● EXERCISE MATERIALS
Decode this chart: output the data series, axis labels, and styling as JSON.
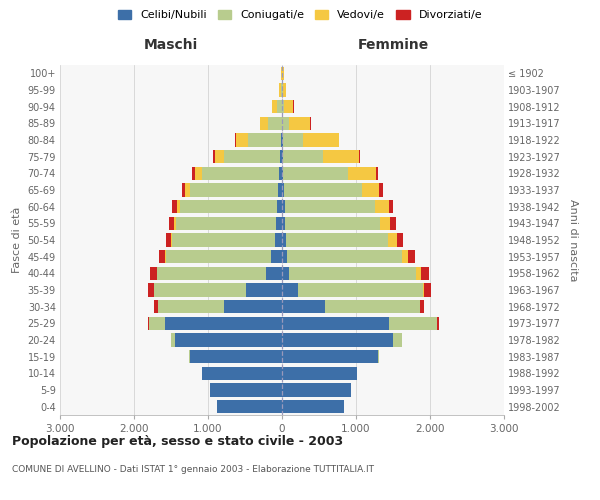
{
  "age_groups": [
    "0-4",
    "5-9",
    "10-14",
    "15-19",
    "20-24",
    "25-29",
    "30-34",
    "35-39",
    "40-44",
    "45-49",
    "50-54",
    "55-59",
    "60-64",
    "65-69",
    "70-74",
    "75-79",
    "80-84",
    "85-89",
    "90-94",
    "95-99",
    "100+"
  ],
  "birth_years": [
    "1998-2002",
    "1993-1997",
    "1988-1992",
    "1983-1987",
    "1978-1982",
    "1973-1977",
    "1968-1972",
    "1963-1967",
    "1958-1962",
    "1953-1957",
    "1948-1952",
    "1943-1947",
    "1938-1942",
    "1933-1937",
    "1928-1932",
    "1923-1927",
    "1918-1922",
    "1913-1917",
    "1908-1912",
    "1903-1907",
    "≤ 1902"
  ],
  "maschi": {
    "celibi": [
      880,
      970,
      1080,
      1250,
      1450,
      1580,
      780,
      480,
      210,
      150,
      100,
      80,
      65,
      50,
      35,
      22,
      12,
      6,
      3,
      1,
      1
    ],
    "coniugati": [
      0,
      0,
      0,
      5,
      50,
      220,
      900,
      1250,
      1480,
      1420,
      1380,
      1350,
      1320,
      1200,
      1050,
      760,
      450,
      180,
      70,
      18,
      4
    ],
    "vedovi": [
      0,
      0,
      0,
      0,
      0,
      0,
      0,
      0,
      5,
      8,
      15,
      25,
      35,
      55,
      90,
      130,
      160,
      110,
      65,
      22,
      8
    ],
    "divorziati": [
      0,
      0,
      0,
      0,
      5,
      15,
      50,
      80,
      90,
      90,
      75,
      70,
      65,
      45,
      35,
      18,
      8,
      4,
      2,
      1,
      0
    ]
  },
  "femmine": {
    "nubili": [
      840,
      930,
      1020,
      1300,
      1500,
      1450,
      580,
      220,
      90,
      65,
      50,
      40,
      35,
      25,
      18,
      12,
      8,
      4,
      2,
      1,
      1
    ],
    "coniugate": [
      0,
      0,
      0,
      10,
      120,
      650,
      1280,
      1680,
      1720,
      1550,
      1380,
      1280,
      1220,
      1050,
      870,
      540,
      270,
      90,
      28,
      7,
      2
    ],
    "vedove": [
      0,
      0,
      0,
      0,
      0,
      0,
      5,
      25,
      70,
      90,
      120,
      145,
      190,
      240,
      380,
      490,
      490,
      290,
      125,
      48,
      18
    ],
    "divorziate": [
      0,
      0,
      0,
      0,
      8,
      18,
      50,
      90,
      100,
      90,
      80,
      70,
      60,
      45,
      28,
      18,
      8,
      4,
      2,
      1,
      0
    ]
  },
  "colors": {
    "celibi_nubili": "#3d6fa8",
    "coniugati": "#b8cc8e",
    "vedovi": "#f5c842",
    "divorziati": "#cc2222"
  },
  "title": "Popolazione per età, sesso e stato civile - 2003",
  "subtitle": "COMUNE DI AVELLINO - Dati ISTAT 1° gennaio 2003 - Elaborazione TUTTITALIA.IT",
  "xlabel_left": "Maschi",
  "xlabel_right": "Femmine",
  "ylabel_left": "Fasce di età",
  "ylabel_right": "Anni di nascita",
  "legend_labels": [
    "Celibi/Nubili",
    "Coniugati/e",
    "Vedovi/e",
    "Divorziati/e"
  ],
  "xlim": 3000,
  "background_color": "#ffffff",
  "plot_bg_color": "#f7f7f7",
  "grid_color": "#cccccc"
}
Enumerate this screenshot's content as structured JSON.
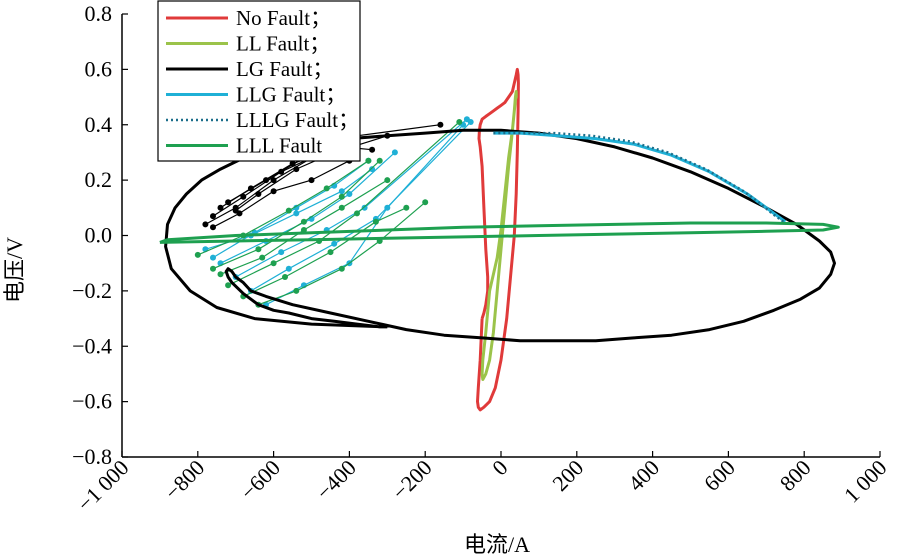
{
  "chart_data": {
    "type": "line",
    "xlabel": "电流/A",
    "ylabel": "电压/V",
    "xlim": [
      -1000,
      1000
    ],
    "ylim": [
      -0.8,
      0.8
    ],
    "xticks": [
      -1000,
      -800,
      -600,
      -400,
      -200,
      0,
      200,
      400,
      600,
      800,
      1000
    ],
    "xtick_labels": [
      "−1 000",
      "−800",
      "−600",
      "−400",
      "−200",
      "0",
      "200",
      "400",
      "600",
      "800",
      "1 000"
    ],
    "yticks": [
      0.8,
      0.6,
      0.4,
      0.2,
      0.0,
      -0.2,
      -0.4,
      -0.6,
      -0.8
    ],
    "ytick_labels": [
      "0.8",
      "0.6",
      "0.4",
      "0.2",
      "0.0",
      "−0.2",
      "−0.4",
      "−0.6",
      "−0.8"
    ],
    "grid": false,
    "legend_position": "top-left",
    "series": [
      {
        "name": "No Fault；",
        "color": "#e03a3a",
        "style": "solid",
        "x": [
          -50,
          -55,
          -60,
          -62,
          -60,
          -55,
          -45,
          -30,
          -15,
          0,
          15,
          25,
          35,
          40,
          43,
          45,
          46,
          45,
          43,
          40,
          35,
          30,
          20,
          10,
          0,
          -10,
          -20,
          -30,
          -40,
          -50,
          -55,
          -57,
          -58,
          -55,
          -50,
          -45,
          -40,
          -35,
          -35,
          -40,
          -45,
          -50
        ],
        "y": [
          -0.3,
          -0.45,
          -0.55,
          -0.6,
          -0.62,
          -0.63,
          -0.62,
          -0.6,
          -0.55,
          -0.45,
          -0.3,
          -0.15,
          0.0,
          0.15,
          0.3,
          0.45,
          0.55,
          0.58,
          0.6,
          0.58,
          0.55,
          0.52,
          0.5,
          0.48,
          0.47,
          0.46,
          0.45,
          0.44,
          0.43,
          0.42,
          0.4,
          0.38,
          0.35,
          0.32,
          0.25,
          0.1,
          -0.05,
          -0.15,
          -0.2,
          -0.25,
          -0.28,
          -0.3
        ]
      },
      {
        "name": "LL Fault；",
        "color": "#9bc34a",
        "style": "solid",
        "x": [
          -30,
          -40,
          -48,
          -50,
          -48,
          -40,
          -30,
          -20,
          -10,
          0,
          10,
          20,
          28,
          33,
          36,
          38,
          40,
          40,
          38,
          35,
          30,
          20,
          10,
          0,
          -10,
          -20,
          -25,
          -30
        ],
        "y": [
          -0.2,
          -0.35,
          -0.45,
          -0.5,
          -0.52,
          -0.5,
          -0.45,
          -0.35,
          -0.2,
          -0.05,
          0.1,
          0.25,
          0.35,
          0.42,
          0.46,
          0.49,
          0.5,
          0.52,
          0.5,
          0.45,
          0.38,
          0.28,
          0.15,
          0.02,
          -0.08,
          -0.14,
          -0.17,
          -0.2
        ]
      },
      {
        "name": "LG Fault；",
        "color": "#000000",
        "style": "solid",
        "x": [
          -300,
          -500,
          -650,
          -750,
          -820,
          -870,
          -885,
          -880,
          -860,
          -830,
          -790,
          -740,
          -680,
          -600,
          -500,
          -400,
          -300,
          -200,
          -100,
          0,
          100,
          200,
          300,
          400,
          500,
          600,
          700,
          780,
          840,
          870,
          880,
          870,
          840,
          790,
          720,
          640,
          550,
          450,
          350,
          250,
          150,
          50,
          -50,
          -150,
          -250,
          -350,
          -450,
          -550,
          -620,
          -660,
          -680,
          -700,
          -710,
          -720,
          -725,
          -720,
          -710,
          -695,
          -680,
          -660,
          -640,
          -600,
          -560,
          -500,
          -440,
          -380,
          -320,
          -300
        ],
        "y": [
          -0.33,
          -0.32,
          -0.3,
          -0.26,
          -0.2,
          -0.12,
          -0.04,
          0.04,
          0.1,
          0.15,
          0.2,
          0.24,
          0.28,
          0.31,
          0.33,
          0.35,
          0.36,
          0.37,
          0.38,
          0.38,
          0.37,
          0.35,
          0.32,
          0.28,
          0.23,
          0.17,
          0.1,
          0.04,
          -0.02,
          -0.06,
          -0.1,
          -0.14,
          -0.19,
          -0.23,
          -0.27,
          -0.31,
          -0.34,
          -0.36,
          -0.37,
          -0.38,
          -0.38,
          -0.38,
          -0.37,
          -0.36,
          -0.34,
          -0.31,
          -0.28,
          -0.25,
          -0.22,
          -0.2,
          -0.17,
          -0.15,
          -0.13,
          -0.12,
          -0.13,
          -0.15,
          -0.17,
          -0.19,
          -0.21,
          -0.23,
          -0.25,
          -0.27,
          -0.28,
          -0.3,
          -0.31,
          -0.32,
          -0.33,
          -0.33
        ]
      },
      {
        "name": "LLG Fault；",
        "color": "#1fb0d6",
        "style": "solid",
        "x": [
          750,
          720,
          690,
          650,
          600,
          550,
          500,
          450,
          400,
          350,
          300,
          250,
          200,
          150,
          100,
          50,
          0,
          -20
        ],
        "y": [
          0.05,
          0.08,
          0.11,
          0.15,
          0.19,
          0.23,
          0.26,
          0.29,
          0.31,
          0.33,
          0.34,
          0.35,
          0.355,
          0.36,
          0.365,
          0.37,
          0.37,
          0.37
        ]
      },
      {
        "name": "LLLG Fault；",
        "color": "#1a6e8a",
        "style": "dotted",
        "x": [
          745,
          715,
          680,
          640,
          590,
          540,
          490,
          440,
          390,
          340,
          290,
          240,
          190,
          140,
          90,
          40,
          0,
          -20
        ],
        "y": [
          0.05,
          0.08,
          0.12,
          0.16,
          0.2,
          0.24,
          0.27,
          0.3,
          0.32,
          0.34,
          0.35,
          0.36,
          0.365,
          0.37,
          0.37,
          0.37,
          0.37,
          0.37
        ]
      },
      {
        "name": "LLL Fault",
        "color": "#1ea050",
        "style": "solid",
        "x": [
          -900,
          -700,
          -500,
          -300,
          -100,
          100,
          300,
          500,
          700,
          850,
          890,
          850,
          700,
          500,
          300,
          100,
          -100,
          -300,
          -500,
          -700,
          -880,
          -900
        ],
        "y": [
          -0.025,
          -0.02,
          -0.015,
          -0.01,
          -0.005,
          0.0,
          0.005,
          0.01,
          0.015,
          0.02,
          0.03,
          0.04,
          0.045,
          0.045,
          0.04,
          0.035,
          0.03,
          0.02,
          0.01,
          0.0,
          -0.015,
          -0.025
        ]
      }
    ],
    "fault_traces": [
      {
        "color": "#000000",
        "segments": [
          [
            [
              -780,
              0.04
            ],
            [
              -700,
              0.1
            ],
            [
              -600,
              0.2
            ],
            [
              -500,
              0.28
            ],
            [
              -400,
              0.34
            ]
          ],
          [
            [
              -760,
              0.07
            ],
            [
              -680,
              0.14
            ],
            [
              -580,
              0.23
            ],
            [
              -470,
              0.3
            ],
            [
              -380,
              0.35
            ]
          ],
          [
            [
              -740,
              0.1
            ],
            [
              -660,
              0.17
            ],
            [
              -550,
              0.26
            ],
            [
              -420,
              0.32
            ],
            [
              -340,
              0.31
            ]
          ],
          [
            [
              -720,
              0.12
            ],
            [
              -620,
              0.2
            ],
            [
              -520,
              0.28
            ],
            [
              -380,
              0.36
            ],
            [
              -160,
              0.4
            ]
          ],
          [
            [
              -700,
              0.09
            ],
            [
              -640,
              0.15
            ],
            [
              -540,
              0.24
            ],
            [
              -440,
              0.3
            ],
            [
              -300,
              0.36
            ]
          ],
          [
            [
              -760,
              0.03
            ],
            [
              -690,
              0.08
            ],
            [
              -600,
              0.16
            ],
            [
              -500,
              0.2
            ],
            [
              -400,
              0.27
            ]
          ]
        ]
      },
      {
        "color": "#1fb0d6",
        "segments": [
          [
            [
              -780,
              -0.05
            ],
            [
              -660,
              0.0
            ],
            [
              -540,
              0.08
            ],
            [
              -420,
              0.16
            ],
            [
              -340,
              0.24
            ]
          ],
          [
            [
              -740,
              -0.1
            ],
            [
              -620,
              -0.02
            ],
            [
              -500,
              0.06
            ],
            [
              -400,
              0.15
            ],
            [
              -280,
              0.3
            ]
          ],
          [
            [
              -700,
              -0.15
            ],
            [
              -580,
              -0.06
            ],
            [
              -460,
              0.02
            ],
            [
              -360,
              0.1
            ],
            [
              -90,
              0.42
            ]
          ],
          [
            [
              -660,
              -0.2
            ],
            [
              -560,
              -0.12
            ],
            [
              -440,
              -0.03
            ],
            [
              -330,
              0.06
            ],
            [
              -80,
              0.41
            ]
          ],
          [
            [
              -620,
              -0.25
            ],
            [
              -520,
              -0.18
            ],
            [
              -400,
              -0.1
            ],
            [
              -300,
              0.1
            ],
            [
              -100,
              0.4
            ]
          ],
          [
            [
              -760,
              -0.08
            ],
            [
              -650,
              0.01
            ],
            [
              -540,
              0.1
            ],
            [
              -440,
              0.18
            ],
            [
              -350,
              0.27
            ]
          ]
        ]
      },
      {
        "color": "#1ea050",
        "segments": [
          [
            [
              -800,
              -0.07
            ],
            [
              -680,
              0.0
            ],
            [
              -560,
              0.09
            ],
            [
              -460,
              0.17
            ],
            [
              -350,
              0.27
            ]
          ],
          [
            [
              -760,
              -0.12
            ],
            [
              -640,
              -0.05
            ],
            [
              -520,
              0.05
            ],
            [
              -420,
              0.14
            ],
            [
              -320,
              0.27
            ]
          ],
          [
            [
              -720,
              -0.18
            ],
            [
              -600,
              -0.1
            ],
            [
              -480,
              -0.02
            ],
            [
              -380,
              0.08
            ],
            [
              -110,
              0.41
            ]
          ],
          [
            [
              -680,
              -0.22
            ],
            [
              -570,
              -0.15
            ],
            [
              -450,
              -0.06
            ],
            [
              -330,
              0.05
            ],
            [
              -250,
              0.1
            ]
          ],
          [
            [
              -640,
              -0.25
            ],
            [
              -540,
              -0.2
            ],
            [
              -420,
              -0.12
            ],
            [
              -320,
              -0.02
            ],
            [
              -200,
              0.12
            ]
          ],
          [
            [
              -740,
              -0.14
            ],
            [
              -630,
              -0.08
            ],
            [
              -520,
              0.02
            ],
            [
              -420,
              0.1
            ],
            [
              -300,
              0.2
            ]
          ]
        ]
      }
    ]
  }
}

● PROBLEM TO WORK ON
Copy out each line of the entries that holds "series".

● SOLUTION TO THIS EXERCISE
Decode this chart: output the data series, axis labels, and styling as JSON.
    "series": [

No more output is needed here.